● What the task requires
Go over the entries below line by line, copying each one that contains the word "Scholar".

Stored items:
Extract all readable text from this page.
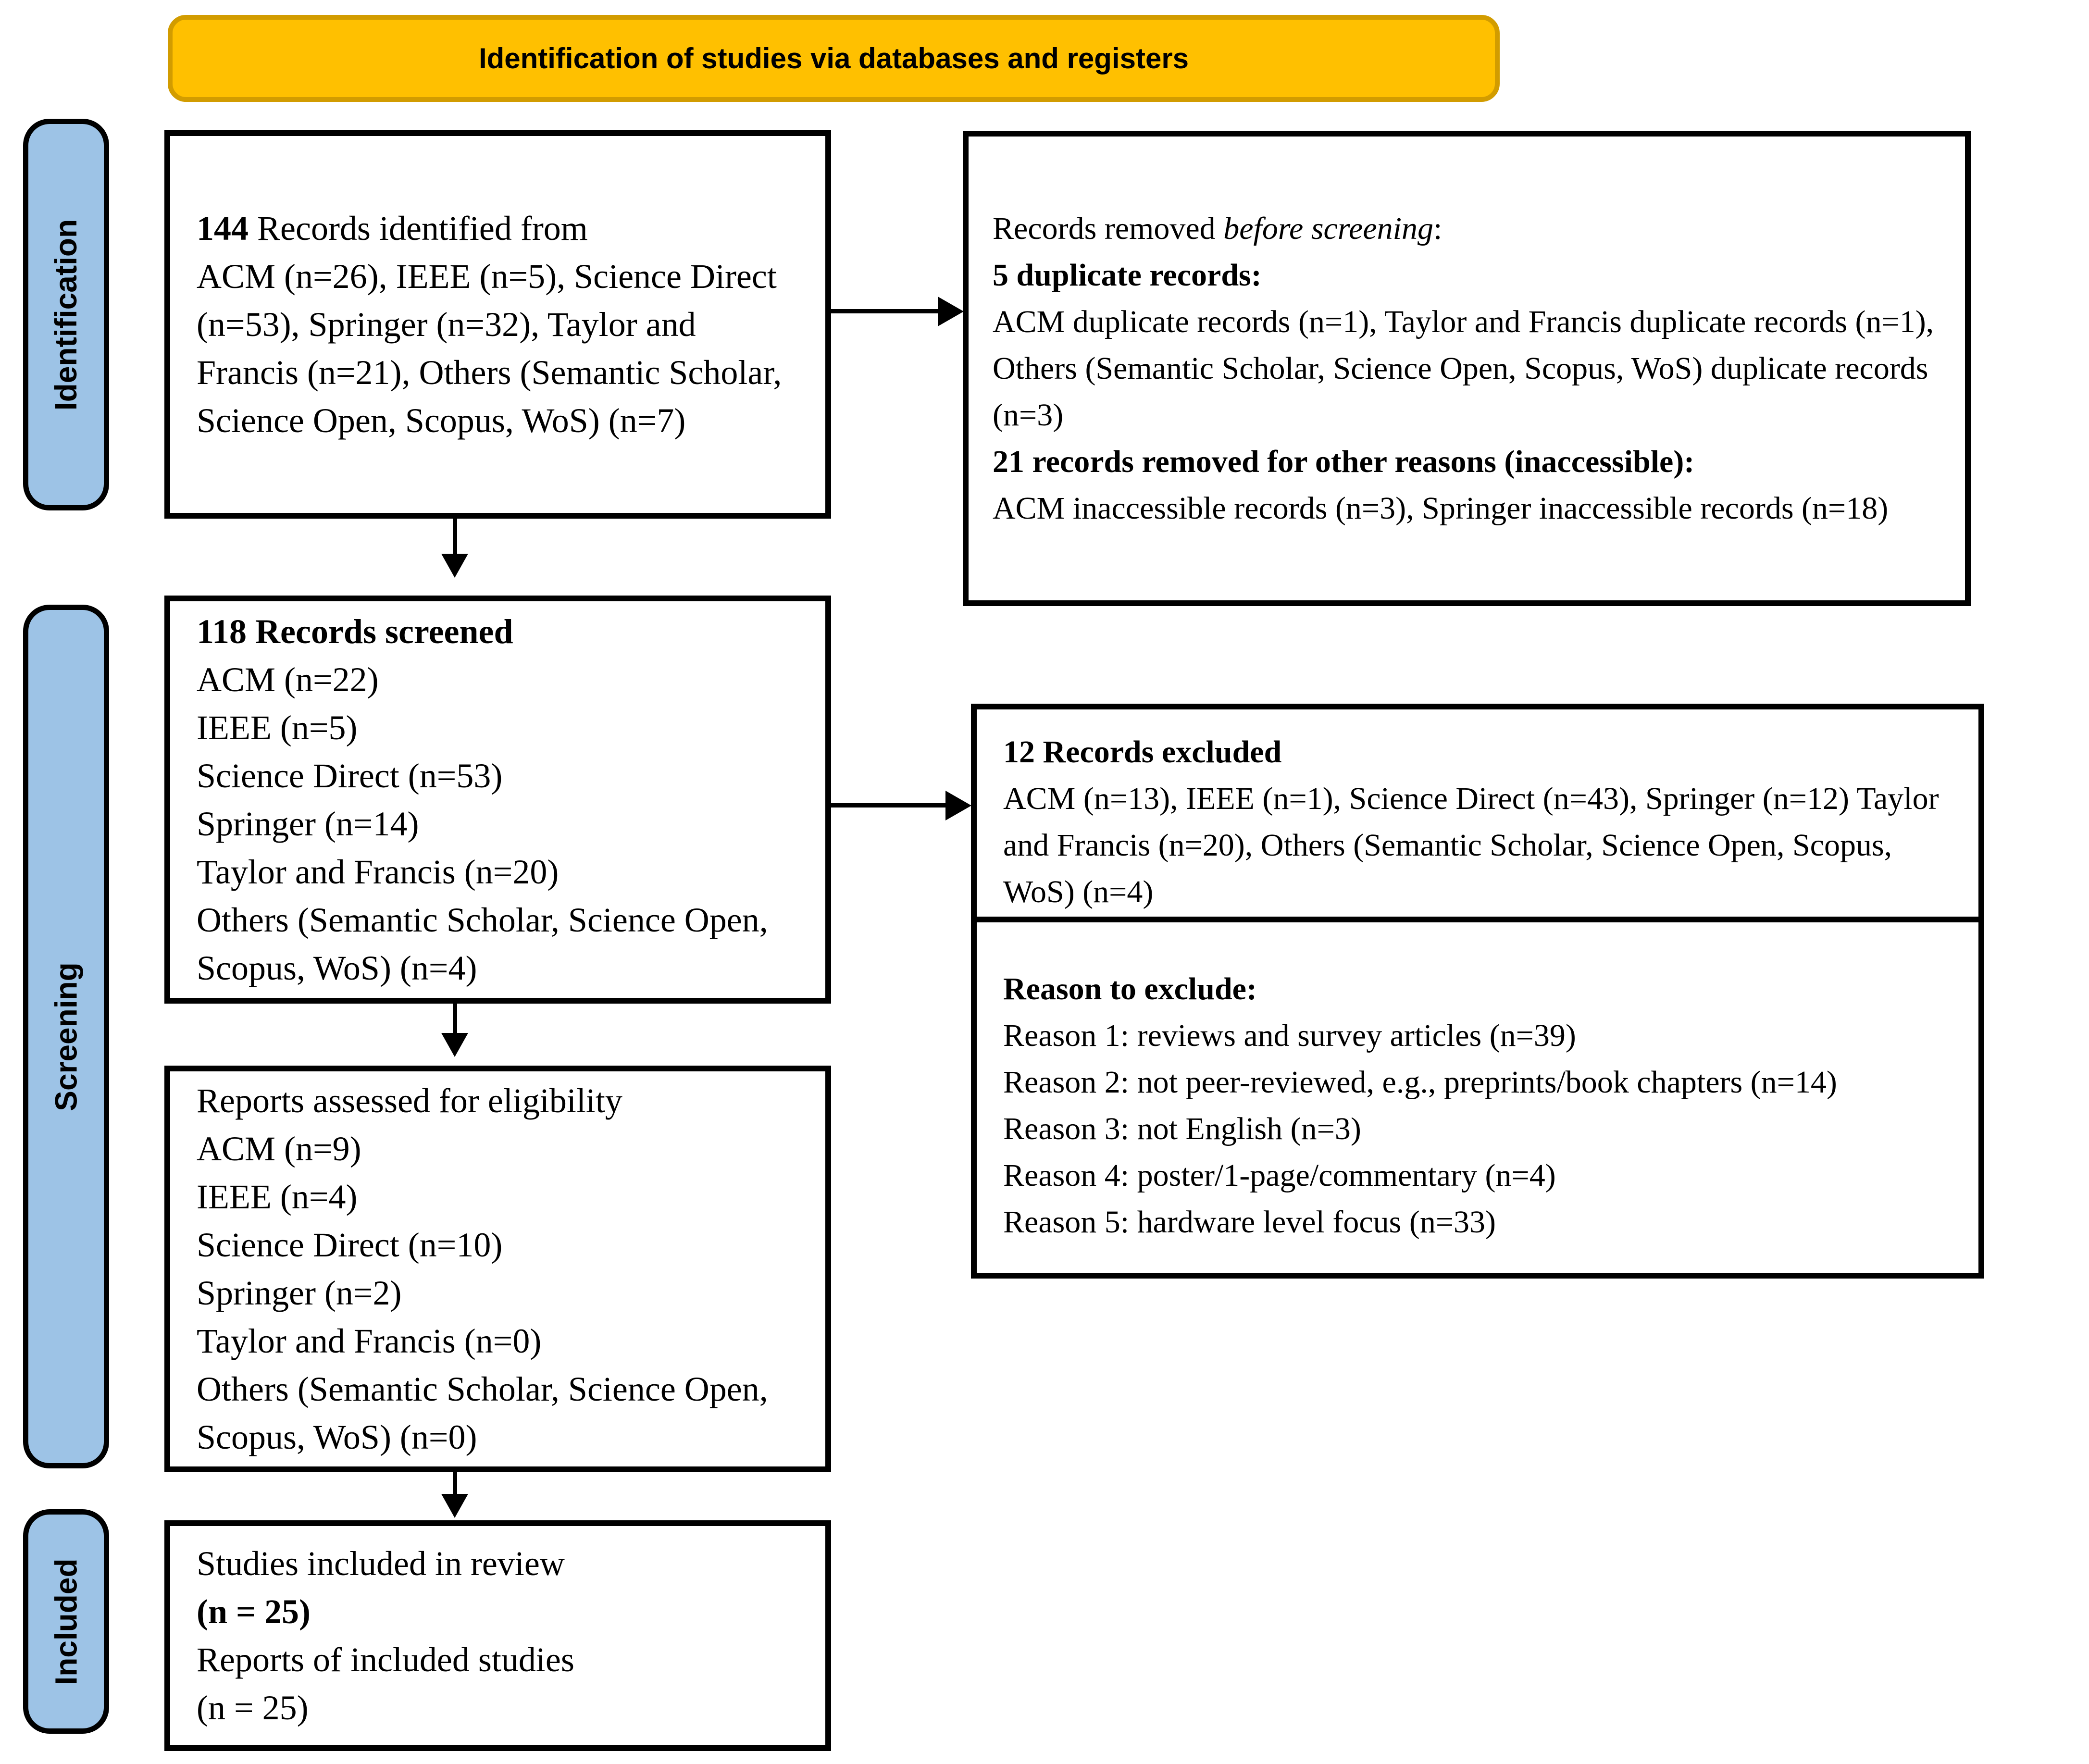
Identification of studies via databases and registers
Identification
Screening
Included

144 Records identified from

ACM (n=26), IEEE (n=5), Science Direct (n=53), Springer (n=32), Taylor and Francis (n=21), Others (Semantic Scholar, Science Open, Scopus, WoS) (n=7)

Records removed before screening:

5 duplicate records:

ACM duplicate records (n=1), Taylor and Francis duplicate records (n=1), Others (Semantic Scholar, Science Open, Scopus, WoS) duplicate records (n=3)

21 records removed for other reasons (inaccessible):

ACM inaccessible records (n=3), Springer inaccessible records (n=18)

118 Records screened

ACM (n=22)

IEEE (n=5)

Science Direct (n=53)

Springer (n=14)

Taylor and Francis (n=20)

Others (Semantic Scholar, Science Open, Scopus, WoS) (n=4)

12 Records excluded

ACM (n=13), IEEE (n=1), Science Direct (n=43), Springer (n=12) Taylor and Francis (n=20), Others (Semantic Scholar, Science Open, Scopus, WoS) (n=4)

Reason to exclude:

Reason 1: reviews and survey articles (n=39)

Reason 2: not peer-reviewed, e.g., preprints/book chapters (n=14)

Reason 3: not English (n=3)

Reason 4: poster/1-page/commentary (n=4)

Reason 5: hardware level focus (n=33)

Reports assessed for eligibility

ACM (n=9)

IEEE (n=4)

Science Direct (n=10)

Springer (n=2)

Taylor and Francis (n=0)

Others (Semantic Scholar, Science Open, Scopus, WoS) (n=0)

Studies included in review

(n = 25)

Reports of included studies

(n = 25)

● Exercise response
ACM (n=26), IEEE (n=5), Science Direct (n=53), Springer (n=32), Taylor and Francis (n=21), Others (Semantic Scholar, Science Open, Scopus, WoS) (n=7)
ACM duplicate records (n=1), Taylor and Francis duplicate records (n=1), Others (Semantic Scholar, Science Open, Scopus, WoS) duplicate records (n=3)
Others (Semantic Scholar, Science Open, Scopus, WoS) (n=4)
ACM (n=13), IEEE (n=1), Science Direct (n=43), Springer (n=12) Taylor and Francis (n=20), Others (Semantic Scholar, Science Open, Scopus, WoS) (n=4)
Others (Semantic Scholar, Science Open, Scopus, WoS) (n=0)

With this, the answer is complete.